» Exercise instructions
Write each line out again exactly as written.

» Given records
==============================

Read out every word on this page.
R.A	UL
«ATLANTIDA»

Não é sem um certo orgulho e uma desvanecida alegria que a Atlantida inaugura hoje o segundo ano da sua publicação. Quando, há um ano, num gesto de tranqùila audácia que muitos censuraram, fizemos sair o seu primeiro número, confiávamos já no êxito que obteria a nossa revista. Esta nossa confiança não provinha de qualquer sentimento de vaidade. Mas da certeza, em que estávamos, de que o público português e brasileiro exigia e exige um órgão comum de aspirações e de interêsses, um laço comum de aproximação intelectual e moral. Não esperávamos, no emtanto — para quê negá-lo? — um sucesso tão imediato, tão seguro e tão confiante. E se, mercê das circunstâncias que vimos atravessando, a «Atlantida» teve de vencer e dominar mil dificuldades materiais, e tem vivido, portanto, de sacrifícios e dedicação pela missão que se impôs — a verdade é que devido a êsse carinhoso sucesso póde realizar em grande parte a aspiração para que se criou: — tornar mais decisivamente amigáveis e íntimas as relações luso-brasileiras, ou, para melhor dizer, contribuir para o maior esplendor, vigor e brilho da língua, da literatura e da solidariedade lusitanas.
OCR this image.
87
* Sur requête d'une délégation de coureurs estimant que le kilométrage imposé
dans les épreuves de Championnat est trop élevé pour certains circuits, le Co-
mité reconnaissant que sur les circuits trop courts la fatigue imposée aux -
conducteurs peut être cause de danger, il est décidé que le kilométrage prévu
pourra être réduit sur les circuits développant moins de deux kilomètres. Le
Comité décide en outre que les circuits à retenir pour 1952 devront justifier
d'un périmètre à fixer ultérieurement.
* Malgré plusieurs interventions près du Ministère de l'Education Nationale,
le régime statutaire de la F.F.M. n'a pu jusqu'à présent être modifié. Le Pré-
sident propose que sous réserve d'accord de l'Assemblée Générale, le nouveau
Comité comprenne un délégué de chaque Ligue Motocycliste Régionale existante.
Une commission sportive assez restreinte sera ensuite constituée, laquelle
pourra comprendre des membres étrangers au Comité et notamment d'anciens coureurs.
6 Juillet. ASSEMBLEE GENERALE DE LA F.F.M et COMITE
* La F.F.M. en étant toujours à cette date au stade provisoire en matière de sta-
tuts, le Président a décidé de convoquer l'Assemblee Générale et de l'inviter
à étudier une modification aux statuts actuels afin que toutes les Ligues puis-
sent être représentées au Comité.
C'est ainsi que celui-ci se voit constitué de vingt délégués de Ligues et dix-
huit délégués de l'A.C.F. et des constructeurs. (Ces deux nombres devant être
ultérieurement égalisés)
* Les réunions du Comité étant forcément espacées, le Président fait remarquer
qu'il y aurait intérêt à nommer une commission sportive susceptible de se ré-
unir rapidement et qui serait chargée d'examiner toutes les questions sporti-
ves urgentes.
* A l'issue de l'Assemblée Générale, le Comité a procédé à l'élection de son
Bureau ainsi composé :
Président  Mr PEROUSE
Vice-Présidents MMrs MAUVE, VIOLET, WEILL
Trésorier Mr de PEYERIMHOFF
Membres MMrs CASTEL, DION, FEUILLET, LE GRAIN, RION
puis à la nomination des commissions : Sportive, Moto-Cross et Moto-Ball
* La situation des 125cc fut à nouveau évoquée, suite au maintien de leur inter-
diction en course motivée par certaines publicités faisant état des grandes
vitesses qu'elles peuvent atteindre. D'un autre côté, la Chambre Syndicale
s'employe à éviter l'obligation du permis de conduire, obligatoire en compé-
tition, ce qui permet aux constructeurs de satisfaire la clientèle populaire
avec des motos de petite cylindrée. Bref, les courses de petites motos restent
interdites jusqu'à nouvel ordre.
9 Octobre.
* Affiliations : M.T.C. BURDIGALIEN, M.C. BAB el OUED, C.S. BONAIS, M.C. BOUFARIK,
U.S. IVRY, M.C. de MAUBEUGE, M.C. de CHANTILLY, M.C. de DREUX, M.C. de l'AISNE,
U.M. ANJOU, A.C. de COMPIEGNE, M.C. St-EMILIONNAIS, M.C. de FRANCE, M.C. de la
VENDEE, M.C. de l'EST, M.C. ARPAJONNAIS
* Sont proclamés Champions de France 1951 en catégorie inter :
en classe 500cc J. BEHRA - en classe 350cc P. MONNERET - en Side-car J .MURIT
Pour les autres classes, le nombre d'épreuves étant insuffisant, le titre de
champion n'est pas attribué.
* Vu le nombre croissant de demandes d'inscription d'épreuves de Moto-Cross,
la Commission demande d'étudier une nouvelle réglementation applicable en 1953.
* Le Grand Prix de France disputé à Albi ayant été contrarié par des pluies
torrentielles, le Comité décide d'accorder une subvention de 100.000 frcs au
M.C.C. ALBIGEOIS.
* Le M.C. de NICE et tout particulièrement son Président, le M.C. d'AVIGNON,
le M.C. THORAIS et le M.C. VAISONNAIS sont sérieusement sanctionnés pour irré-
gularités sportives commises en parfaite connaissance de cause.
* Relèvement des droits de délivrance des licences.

==============================

» Full output
Read out every word on this page.
R.A	UL
«ATLANTIDA»

Não é sem um certo orgulho e uma desvanecida alegria que a Atlantida inaugura hoje o segundo ano da sua publicação. Quando, há um ano, num gesto de tranqùila audácia que muitos censuraram, fizemos sair o seu primeiro número, confiávamos já no êxito que obteria a nossa revista. Esta nossa confiança não provinha de qualquer sentimento de vaidade. Mas da certeza, em que estávamos, de que o público português e brasileiro exigia e exige um órgão comum de aspirações e de interêsses, um laço comum de aproximação intelectual e moral. Não esperávamos, no emtanto — para quê negá-lo? — um sucesso tão imediato, tão seguro e tão confiante. E se, mercê das circunstâncias que vimos atravessando, a «Atlantida» teve de vencer e dominar mil dificuldades materiais, e tem vivido, portanto, de sacrifícios e dedicação pela missão que se impôs — a verdade é que devido a êsse carinhoso sucesso póde realizar em grande parte a aspiração para que se criou: — tornar mais decisivamente amigáveis e íntimas as relações luso-brasileiras, ou, para melhor dizer, contribuir para o maior esplendor, vigor e brilho da língua, da literatura e da solidariedade lusitanas.
OCR this image.
87
* Sur requête d'une délégation de coureurs estimant que le kilométrage imposé
dans les épreuves de Championnat est trop élevé pour certains circuits, le Co-
mité reconnaissant que sur les circuits trop courts la fatigue imposée aux -
conducteurs peut être cause de danger, il est décidé que le kilométrage prévu
pourra être réduit sur les circuits développant moins de deux kilomètres. Le
Comité décide en outre que les circuits à retenir pour 1952 devront justifier
d'un périmètre à fixer ultérieurement.
* Malgré plusieurs interventions près du Ministère de l'Education Nationale,
le régime statutaire de la F.F.M. n'a pu jusqu'à présent être modifié. Le Pré-
sident propose que sous réserve d'accord de l'Assemblée Générale, le nouveau
Comité comprenne un délégué de chaque Ligue Motocycliste Régionale existante.
Une commission sportive assez restreinte sera ensuite constituée, laquelle
pourra comprendre des membres étrangers au Comité et notamment d'anciens coureurs.
6 Juillet. ASSEMBLEE GENERALE DE LA F.F.M et COMITE
* La F.F.M. en étant toujours à cette date au stade provisoire en matière de sta-
tuts, le Président a décidé de convoquer l'Assemblee Générale et de l'inviter
à étudier une modification aux statuts actuels afin que toutes les Ligues puis-
sent être représentées au Comité.
C'est ainsi que celui-ci se voit constitué de vingt délégués de Ligues et dix-
huit délégués de l'A.C.F. et des constructeurs. (Ces deux nombres devant être
ultérieurement égalisés)
* Les réunions du Comité étant forcément espacées, le Président fait remarquer
qu'il y aurait intérêt à nommer une commission sportive susceptible de se ré-
unir rapidement et qui serait chargée d'examiner toutes les questions sporti-
ves urgentes.
* A l'issue de l'Assemblée Générale, le Comité a procédé à l'élection de son
Bureau ainsi composé :
Président  Mr PEROUSE
Vice-Présidents MMrs MAUVE, VIOLET, WEILL
Trésorier Mr de PEYERIMHOFF
Membres MMrs CASTEL, DION, FEUILLET, LE GRAIN, RION
puis à la nomination des commissions : Sportive, Moto-Cross et Moto-Ball
* La situation des 125cc fut à nouveau évoquée, suite au maintien de leur inter-
diction en course motivée par certaines publicités faisant état des grandes
vitesses qu'elles peuvent atteindre. D'un autre côté, la Chambre Syndicale
s'employe à éviter l'obligation du permis de conduire, obligatoire en compé-
tition, ce qui permet aux constructeurs de satisfaire la clientèle populaire
avec des motos de petite cylindrée. Bref, les courses de petites motos restent
interdites jusqu'à nouvel ordre.
9 Octobre.
* Affiliations : M.T.C. BURDIGALIEN, M.C. BAB el OUED, C.S. BONAIS, M.C. BOUFARIK,
U.S. IVRY, M.C. de MAUBEUGE, M.C. de CHANTILLY, M.C. de DREUX, M.C. de l'AISNE,
U.M. ANJOU, A.C. de COMPIEGNE, M.C. St-EMILIONNAIS, M.C. de FRANCE, M.C. de la
VENDEE, M.C. de l'EST, M.C. ARPAJONNAIS
* Sont proclamés Champions de France 1951 en catégorie inter :
en classe 500cc J. BEHRA - en classe 350cc P. MONNERET - en Side-car J .MURIT
Pour les autres classes, le nombre d'épreuves étant insuffisant, le titre de
champion n'est pas attribué.
* Vu le nombre croissant de demandes d'inscription d'épreuves de Moto-Cross,
la Commission demande d'étudier une nouvelle réglementation applicable en 1953.
* Le Grand Prix de France disputé à Albi ayant été contrarié par des pluies
torrentielles, le Comité décide d'accorder une subvention de 100.000 frcs au
M.C.C. ALBIGEOIS.
* Le M.C. de NICE et tout particulièrement son Président, le M.C. d'AVIGNON,
le M.C. THORAIS et le M.C. VAISONNAIS sont sérieusement sanctionnés pour irré-
gularités sportives commises en parfaite connaissance de cause.
* Relèvement des droits de délivrance des licences.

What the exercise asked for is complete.